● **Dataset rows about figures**
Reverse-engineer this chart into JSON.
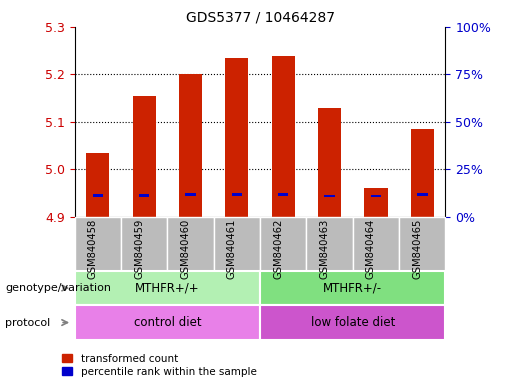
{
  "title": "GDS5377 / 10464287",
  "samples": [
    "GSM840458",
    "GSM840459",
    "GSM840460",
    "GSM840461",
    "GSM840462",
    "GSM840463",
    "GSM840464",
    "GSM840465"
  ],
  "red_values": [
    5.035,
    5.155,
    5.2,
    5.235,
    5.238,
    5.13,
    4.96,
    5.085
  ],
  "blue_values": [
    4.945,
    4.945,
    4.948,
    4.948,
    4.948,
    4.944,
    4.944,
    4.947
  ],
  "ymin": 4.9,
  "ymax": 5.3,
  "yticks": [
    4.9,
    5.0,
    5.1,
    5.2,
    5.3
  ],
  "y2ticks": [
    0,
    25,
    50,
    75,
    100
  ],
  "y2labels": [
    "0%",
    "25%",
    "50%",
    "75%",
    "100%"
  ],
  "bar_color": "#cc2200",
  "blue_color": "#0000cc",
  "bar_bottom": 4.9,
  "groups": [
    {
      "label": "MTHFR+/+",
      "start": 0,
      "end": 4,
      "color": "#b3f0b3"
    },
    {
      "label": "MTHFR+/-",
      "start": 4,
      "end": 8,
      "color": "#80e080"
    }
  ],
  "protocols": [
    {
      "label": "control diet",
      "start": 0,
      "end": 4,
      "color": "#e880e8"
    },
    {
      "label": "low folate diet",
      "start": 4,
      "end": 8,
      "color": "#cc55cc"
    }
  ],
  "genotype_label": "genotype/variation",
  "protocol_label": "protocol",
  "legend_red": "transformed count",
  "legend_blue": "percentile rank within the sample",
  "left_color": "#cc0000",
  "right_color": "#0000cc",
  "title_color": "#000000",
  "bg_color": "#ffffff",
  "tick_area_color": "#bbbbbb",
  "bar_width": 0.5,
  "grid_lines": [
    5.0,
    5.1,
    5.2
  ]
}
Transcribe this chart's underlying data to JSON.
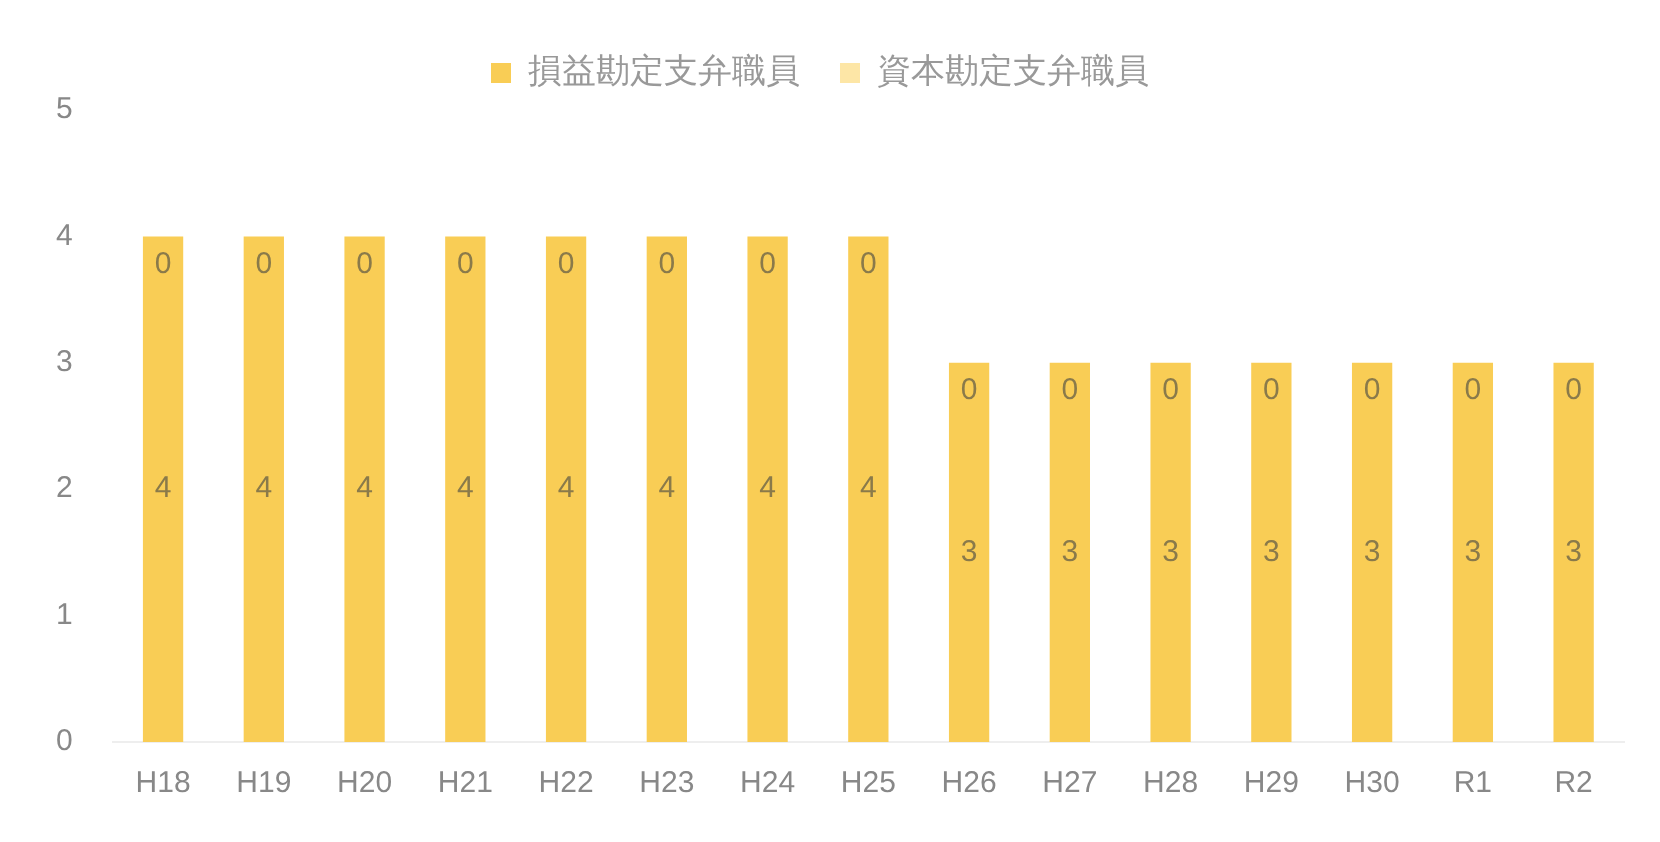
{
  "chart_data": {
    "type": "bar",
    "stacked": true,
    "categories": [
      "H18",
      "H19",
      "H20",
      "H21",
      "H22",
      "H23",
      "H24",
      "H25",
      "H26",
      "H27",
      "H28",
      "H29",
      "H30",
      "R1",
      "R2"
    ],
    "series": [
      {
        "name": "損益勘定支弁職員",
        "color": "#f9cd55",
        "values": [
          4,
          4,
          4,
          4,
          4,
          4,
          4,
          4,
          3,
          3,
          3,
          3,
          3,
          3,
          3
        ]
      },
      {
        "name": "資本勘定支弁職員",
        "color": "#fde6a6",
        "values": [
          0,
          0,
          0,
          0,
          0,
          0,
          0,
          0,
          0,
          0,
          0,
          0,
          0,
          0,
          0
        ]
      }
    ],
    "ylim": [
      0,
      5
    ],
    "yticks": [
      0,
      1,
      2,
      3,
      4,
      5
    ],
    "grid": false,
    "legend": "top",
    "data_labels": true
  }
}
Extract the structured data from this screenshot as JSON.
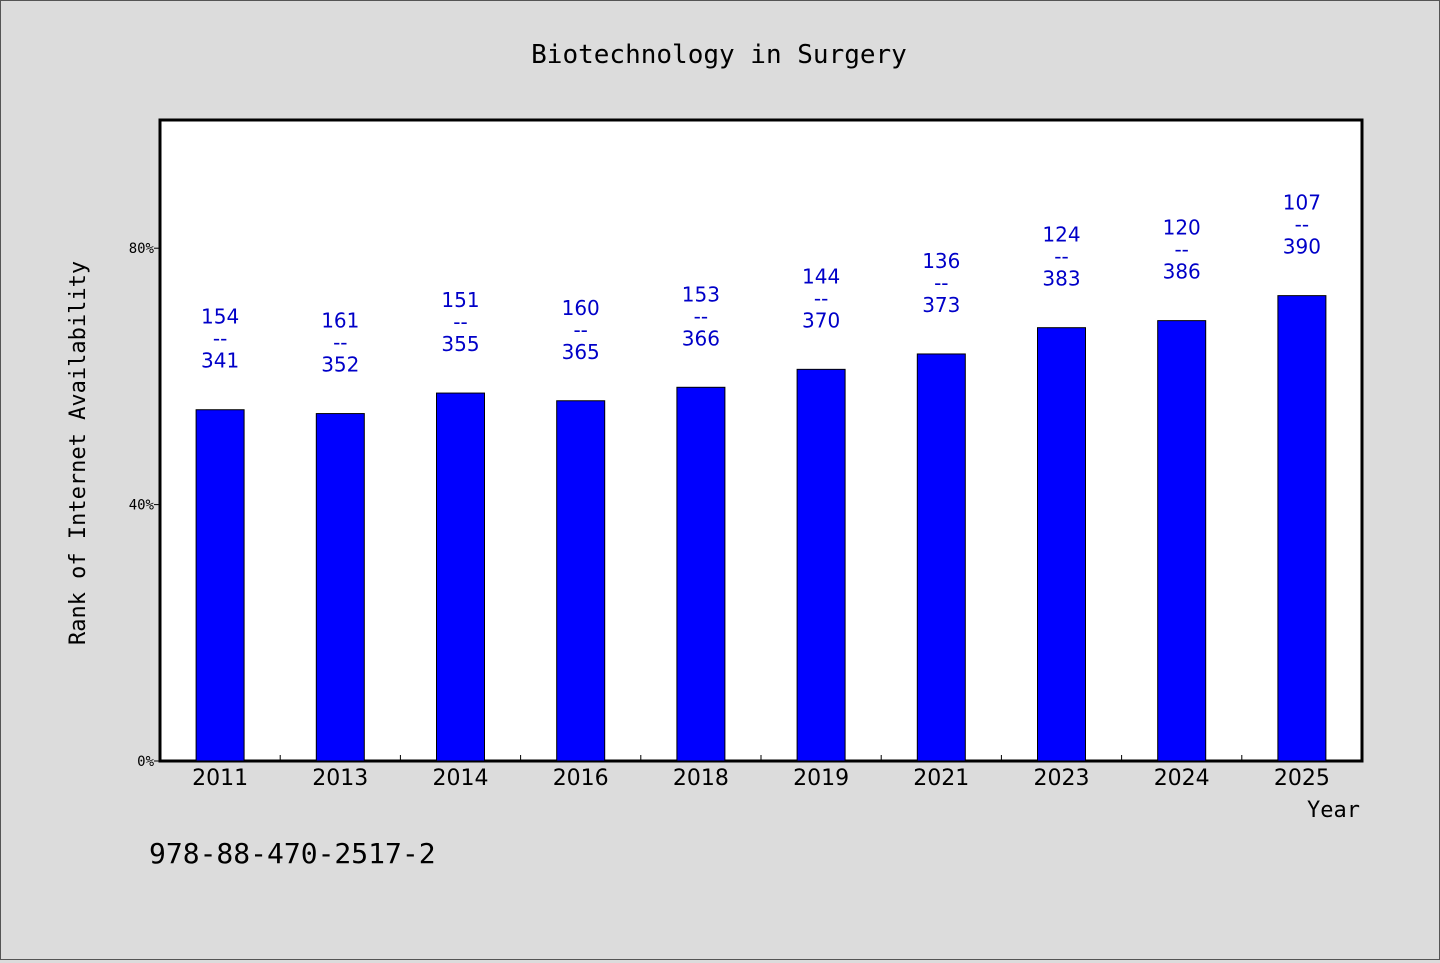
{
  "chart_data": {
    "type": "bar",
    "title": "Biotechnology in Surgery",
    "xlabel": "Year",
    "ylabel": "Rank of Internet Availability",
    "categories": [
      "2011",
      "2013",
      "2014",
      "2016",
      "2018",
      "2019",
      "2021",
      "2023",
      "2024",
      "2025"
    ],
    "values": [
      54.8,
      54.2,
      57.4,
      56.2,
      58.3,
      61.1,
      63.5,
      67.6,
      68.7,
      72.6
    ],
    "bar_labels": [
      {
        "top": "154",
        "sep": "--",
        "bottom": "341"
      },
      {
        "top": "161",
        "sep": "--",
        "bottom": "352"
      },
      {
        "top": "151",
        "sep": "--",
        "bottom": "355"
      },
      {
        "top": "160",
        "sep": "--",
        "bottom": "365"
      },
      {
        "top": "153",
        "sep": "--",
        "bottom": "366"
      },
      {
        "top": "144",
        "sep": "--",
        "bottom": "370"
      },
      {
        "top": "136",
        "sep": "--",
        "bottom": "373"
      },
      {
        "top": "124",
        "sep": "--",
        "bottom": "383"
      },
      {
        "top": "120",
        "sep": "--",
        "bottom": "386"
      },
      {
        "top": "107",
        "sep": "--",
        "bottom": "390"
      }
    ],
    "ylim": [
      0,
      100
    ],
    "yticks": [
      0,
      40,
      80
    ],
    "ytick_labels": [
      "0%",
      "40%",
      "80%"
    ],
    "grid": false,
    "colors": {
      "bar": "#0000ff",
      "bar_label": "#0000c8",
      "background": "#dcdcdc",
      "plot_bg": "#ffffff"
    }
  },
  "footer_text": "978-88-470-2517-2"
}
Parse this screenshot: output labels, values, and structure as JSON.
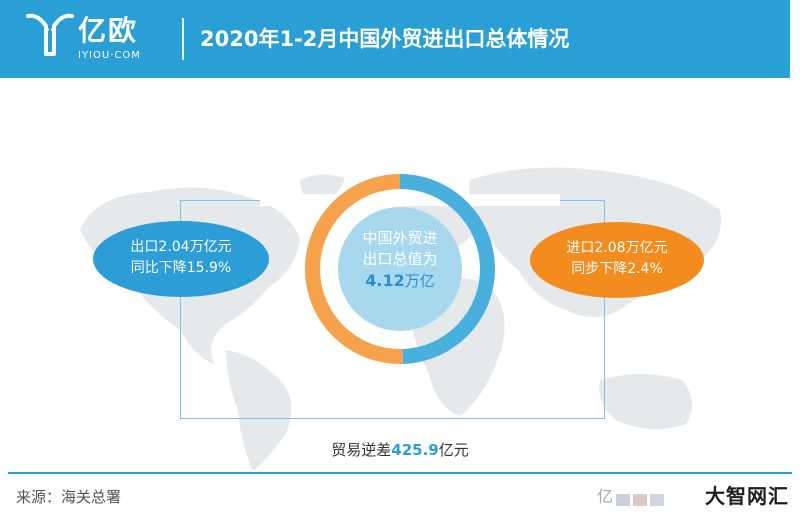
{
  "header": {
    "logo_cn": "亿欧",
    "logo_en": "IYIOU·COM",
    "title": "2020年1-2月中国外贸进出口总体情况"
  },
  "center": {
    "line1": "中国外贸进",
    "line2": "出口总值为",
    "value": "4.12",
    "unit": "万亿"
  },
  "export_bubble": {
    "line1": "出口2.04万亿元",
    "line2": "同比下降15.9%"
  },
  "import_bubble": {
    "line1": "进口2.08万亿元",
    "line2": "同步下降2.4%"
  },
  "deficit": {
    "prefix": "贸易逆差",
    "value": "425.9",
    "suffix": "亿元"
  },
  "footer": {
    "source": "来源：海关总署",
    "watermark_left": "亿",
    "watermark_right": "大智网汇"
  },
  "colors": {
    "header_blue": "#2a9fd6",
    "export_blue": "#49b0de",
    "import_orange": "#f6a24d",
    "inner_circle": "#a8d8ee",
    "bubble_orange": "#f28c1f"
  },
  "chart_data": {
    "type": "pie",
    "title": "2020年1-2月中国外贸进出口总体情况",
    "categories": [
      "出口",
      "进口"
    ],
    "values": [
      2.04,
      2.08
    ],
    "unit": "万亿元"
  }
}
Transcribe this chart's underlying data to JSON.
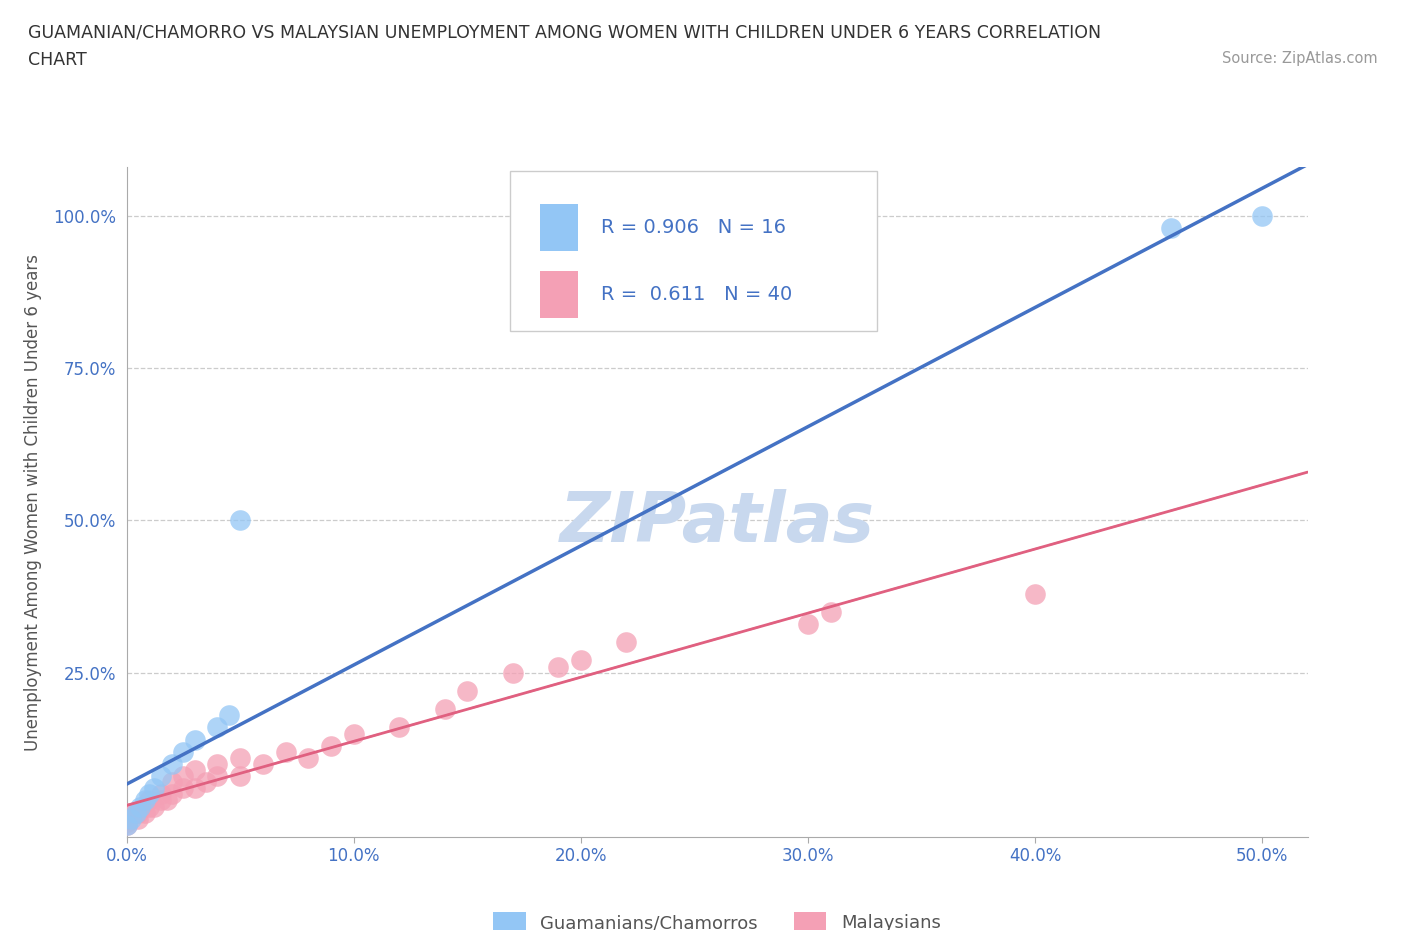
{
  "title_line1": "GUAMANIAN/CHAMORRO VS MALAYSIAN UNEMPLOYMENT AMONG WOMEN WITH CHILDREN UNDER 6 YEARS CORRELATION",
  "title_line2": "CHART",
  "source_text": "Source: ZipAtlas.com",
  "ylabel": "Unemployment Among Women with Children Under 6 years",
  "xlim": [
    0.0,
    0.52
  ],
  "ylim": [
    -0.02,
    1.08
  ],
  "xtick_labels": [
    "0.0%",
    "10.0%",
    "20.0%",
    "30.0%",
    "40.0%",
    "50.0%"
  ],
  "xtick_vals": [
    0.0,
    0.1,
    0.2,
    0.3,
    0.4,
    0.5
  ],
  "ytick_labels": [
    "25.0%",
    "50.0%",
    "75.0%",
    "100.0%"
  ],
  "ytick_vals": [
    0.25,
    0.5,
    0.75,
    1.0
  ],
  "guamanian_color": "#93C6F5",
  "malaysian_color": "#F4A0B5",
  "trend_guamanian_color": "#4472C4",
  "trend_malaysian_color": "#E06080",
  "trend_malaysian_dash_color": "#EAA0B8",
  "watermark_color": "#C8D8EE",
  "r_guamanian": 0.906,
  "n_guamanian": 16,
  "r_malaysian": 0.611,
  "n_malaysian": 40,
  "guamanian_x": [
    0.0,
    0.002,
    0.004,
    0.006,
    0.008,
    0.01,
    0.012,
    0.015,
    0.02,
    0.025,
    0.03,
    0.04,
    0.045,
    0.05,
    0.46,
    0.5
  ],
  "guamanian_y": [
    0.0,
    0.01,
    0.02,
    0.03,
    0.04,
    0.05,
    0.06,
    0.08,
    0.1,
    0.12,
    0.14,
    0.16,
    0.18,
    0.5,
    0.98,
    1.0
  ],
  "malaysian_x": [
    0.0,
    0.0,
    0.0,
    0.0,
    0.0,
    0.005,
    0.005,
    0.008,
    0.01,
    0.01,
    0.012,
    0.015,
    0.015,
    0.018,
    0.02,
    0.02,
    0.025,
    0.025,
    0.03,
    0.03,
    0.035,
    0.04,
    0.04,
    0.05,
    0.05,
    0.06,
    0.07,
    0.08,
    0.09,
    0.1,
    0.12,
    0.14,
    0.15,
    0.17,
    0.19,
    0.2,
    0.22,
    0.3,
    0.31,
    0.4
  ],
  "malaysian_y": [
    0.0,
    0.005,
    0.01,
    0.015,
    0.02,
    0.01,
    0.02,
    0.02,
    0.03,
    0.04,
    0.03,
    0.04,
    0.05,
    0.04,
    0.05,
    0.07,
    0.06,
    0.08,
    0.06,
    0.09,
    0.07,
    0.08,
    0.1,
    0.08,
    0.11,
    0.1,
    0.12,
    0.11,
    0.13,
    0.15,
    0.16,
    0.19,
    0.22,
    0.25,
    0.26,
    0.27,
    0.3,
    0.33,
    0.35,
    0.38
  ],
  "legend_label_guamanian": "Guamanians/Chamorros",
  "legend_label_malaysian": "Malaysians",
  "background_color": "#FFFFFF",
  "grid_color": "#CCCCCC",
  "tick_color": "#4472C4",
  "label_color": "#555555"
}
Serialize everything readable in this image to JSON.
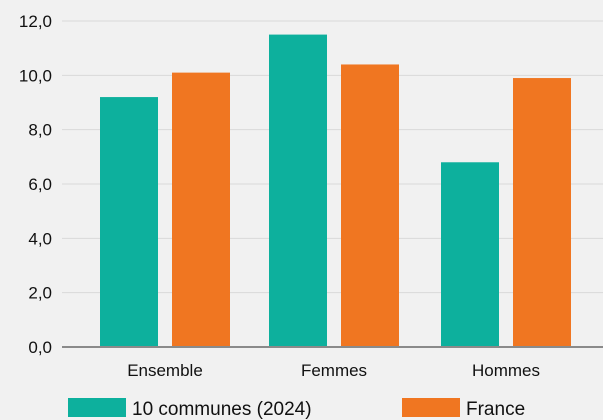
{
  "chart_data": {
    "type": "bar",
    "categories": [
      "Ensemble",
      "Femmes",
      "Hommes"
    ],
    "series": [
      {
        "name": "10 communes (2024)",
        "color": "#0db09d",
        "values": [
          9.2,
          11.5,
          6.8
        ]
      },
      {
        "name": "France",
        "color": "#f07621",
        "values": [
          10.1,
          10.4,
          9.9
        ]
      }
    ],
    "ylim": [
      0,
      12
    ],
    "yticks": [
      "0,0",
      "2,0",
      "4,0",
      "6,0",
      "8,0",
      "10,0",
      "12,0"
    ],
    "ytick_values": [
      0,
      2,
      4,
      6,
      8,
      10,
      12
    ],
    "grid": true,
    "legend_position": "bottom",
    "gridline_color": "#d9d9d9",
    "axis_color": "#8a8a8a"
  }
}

● **Exercise brief**
Exactly the lines from the line containing "Serialize everything readable" through the last line of the entries above are to be quoted, both included, and nothing else. Pictures are left out.

● **Answer**
Serialize everything readable in this image to JSON.
{
  "chart_data": {
    "type": "bar",
    "categories": [
      "Ensemble",
      "Femmes",
      "Hommes"
    ],
    "series": [
      {
        "name": "10 communes (2024)",
        "color": "#0db09d",
        "values": [
          9.2,
          11.5,
          6.8
        ]
      },
      {
        "name": "France",
        "color": "#f07621",
        "values": [
          10.1,
          10.4,
          9.9
        ]
      }
    ],
    "ylim": [
      0,
      12
    ],
    "yticks": [
      "0,0",
      "2,0",
      "4,0",
      "6,0",
      "8,0",
      "10,0",
      "12,0"
    ],
    "ytick_values": [
      0,
      2,
      4,
      6,
      8,
      10,
      12
    ],
    "grid": true,
    "legend_position": "bottom",
    "gridline_color": "#d9d9d9",
    "axis_color": "#8a8a8a"
  }
}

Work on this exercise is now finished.